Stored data
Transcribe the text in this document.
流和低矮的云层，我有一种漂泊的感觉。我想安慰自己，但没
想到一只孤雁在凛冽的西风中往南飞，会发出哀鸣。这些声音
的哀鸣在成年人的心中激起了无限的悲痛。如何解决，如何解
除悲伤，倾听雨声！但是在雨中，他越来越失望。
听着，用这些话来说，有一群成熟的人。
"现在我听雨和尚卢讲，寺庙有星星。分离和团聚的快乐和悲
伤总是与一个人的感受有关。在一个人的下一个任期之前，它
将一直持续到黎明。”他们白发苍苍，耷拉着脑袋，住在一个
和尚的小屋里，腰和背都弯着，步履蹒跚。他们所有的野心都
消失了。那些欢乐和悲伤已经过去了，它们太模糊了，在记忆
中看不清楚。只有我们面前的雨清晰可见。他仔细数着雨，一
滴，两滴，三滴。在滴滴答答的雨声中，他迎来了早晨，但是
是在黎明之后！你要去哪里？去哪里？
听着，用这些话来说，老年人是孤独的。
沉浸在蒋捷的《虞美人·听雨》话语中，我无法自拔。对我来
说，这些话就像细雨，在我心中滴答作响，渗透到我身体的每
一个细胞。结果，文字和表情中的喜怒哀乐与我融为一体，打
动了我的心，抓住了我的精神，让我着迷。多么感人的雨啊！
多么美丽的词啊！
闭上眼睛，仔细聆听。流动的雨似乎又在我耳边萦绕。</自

- [Task prompt] All of the lines above need to be given again exactly.

- [Reply to the task]
Transcribe the text in this document.
流和低矮的云层，我有一种漂泊的感觉。我想安慰自己，但没
想到一只孤雁在凛冽的西风中往南飞，会发出哀鸣。这些声音
的哀鸣在成年人的心中激起了无限的悲痛。如何解决，如何解
除悲伤，倾听雨声！但是在雨中，他越来越失望。
听着，用这些话来说，有一群成熟的人。
"现在我听雨和尚卢讲，寺庙有星星。分离和团聚的快乐和悲
伤总是与一个人的感受有关。在一个人的下一个任期之前，它
将一直持续到黎明。”他们白发苍苍，耷拉着脑袋，住在一个
和尚的小屋里，腰和背都弯着，步履蹒跚。他们所有的野心都
消失了。那些欢乐和悲伤已经过去了，它们太模糊了，在记忆
中看不清楚。只有我们面前的雨清晰可见。他仔细数着雨，一
滴，两滴，三滴。在滴滴答答的雨声中，他迎来了早晨，但是
是在黎明之后！你要去哪里？去哪里？
听着，用这些话来说，老年人是孤独的。
沉浸在蒋捷的《虞美人·听雨》话语中，我无法自拔。对我来
说，这些话就像细雨，在我心中滴答作响，渗透到我身体的每
一个细胞。结果，文字和表情中的喜怒哀乐与我融为一体，打
动了我的心，抓住了我的精神，让我着迷。多么感人的雨啊！
多么美丽的词啊！
闭上眼睛，仔细聆听。流动的雨似乎又在我耳边萦绕。</自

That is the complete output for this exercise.